### Selection:
The Blues.  In the last 100 years no force has had greater impact on the music of the West.  But that’s only the beginning of the story of the blues.   When we use Jung’s psychology to look below the surface, we find that the blues is transforming not only our music but also our core collective cultural soul.

 

The European obsession with science and objectivity is based on an imagined split between the mind and the body,  As the cultural force of this image progressed through the years, the soul of the West became very ill.  The obvious conscious reason that Europeans stole Africans was to obtain free labor.  Their unconscious motivation was probably quite different. 

 

A careful look suggests that Africans were stolen into the unimaginable cruelty of slavery in order to provide an antidote for the severe split in our cultural soul.  Jung’s theory of alchemy predicts that when the archetypal realities of white and black are brought together for the purpose of transformation, the color blue will arise to join them together on their way to resolution in psychological sophistication.  Blues music may very well be the cultural force that is bringing the white mind back down to earth.

### Problem 1:
According to the text on the blues, what was the obvious conscious reason Europeans stole Africans?
### Problem 2:
Reproduce everything in the text on the blues from "The Blues.  In" down to "probably quite different.".

### Record excerpts:
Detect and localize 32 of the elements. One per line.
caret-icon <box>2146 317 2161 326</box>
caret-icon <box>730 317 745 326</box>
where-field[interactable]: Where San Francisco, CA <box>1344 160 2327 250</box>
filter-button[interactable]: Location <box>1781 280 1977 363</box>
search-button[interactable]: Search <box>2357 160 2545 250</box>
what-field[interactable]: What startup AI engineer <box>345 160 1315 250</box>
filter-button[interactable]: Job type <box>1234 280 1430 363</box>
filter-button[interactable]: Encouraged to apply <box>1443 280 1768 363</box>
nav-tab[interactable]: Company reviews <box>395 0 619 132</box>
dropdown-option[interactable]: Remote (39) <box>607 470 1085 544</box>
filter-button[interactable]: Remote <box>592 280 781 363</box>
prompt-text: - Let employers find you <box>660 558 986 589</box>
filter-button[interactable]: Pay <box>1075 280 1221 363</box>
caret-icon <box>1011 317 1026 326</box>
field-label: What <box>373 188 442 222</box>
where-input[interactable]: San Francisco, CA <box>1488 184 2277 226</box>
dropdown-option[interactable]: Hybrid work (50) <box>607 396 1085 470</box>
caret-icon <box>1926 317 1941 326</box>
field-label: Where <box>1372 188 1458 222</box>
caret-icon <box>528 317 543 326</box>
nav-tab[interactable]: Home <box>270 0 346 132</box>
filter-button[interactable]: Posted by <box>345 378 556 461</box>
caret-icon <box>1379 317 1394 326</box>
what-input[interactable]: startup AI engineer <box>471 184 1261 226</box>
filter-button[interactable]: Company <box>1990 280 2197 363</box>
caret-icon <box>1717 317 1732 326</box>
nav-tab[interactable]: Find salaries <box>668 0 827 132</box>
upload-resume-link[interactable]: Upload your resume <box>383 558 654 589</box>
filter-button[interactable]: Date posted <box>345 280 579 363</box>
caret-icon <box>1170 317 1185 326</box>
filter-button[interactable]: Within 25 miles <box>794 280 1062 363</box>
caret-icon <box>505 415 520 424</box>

### Written answer 1:
To obtain free labor.

### Written answer 2:
The Blues.  In the last 100 years no force has had greater impact on the music of the West.  But that’s only the beginning of the story of the blues.   When we use Jung’s psychology to look below the surface, we find that the blues is transforming not only our music but also our core collective cultural soul.

 

The European obsession with science and objectivity is based on an imagined split between the mind and the body,  As the cultural force of this image progressed through the years, the soul of the West became very ill.  The obvious conscious reason that Europeans stole Africans was to obtain free labor.  Their unconscious motivation was probably quite different.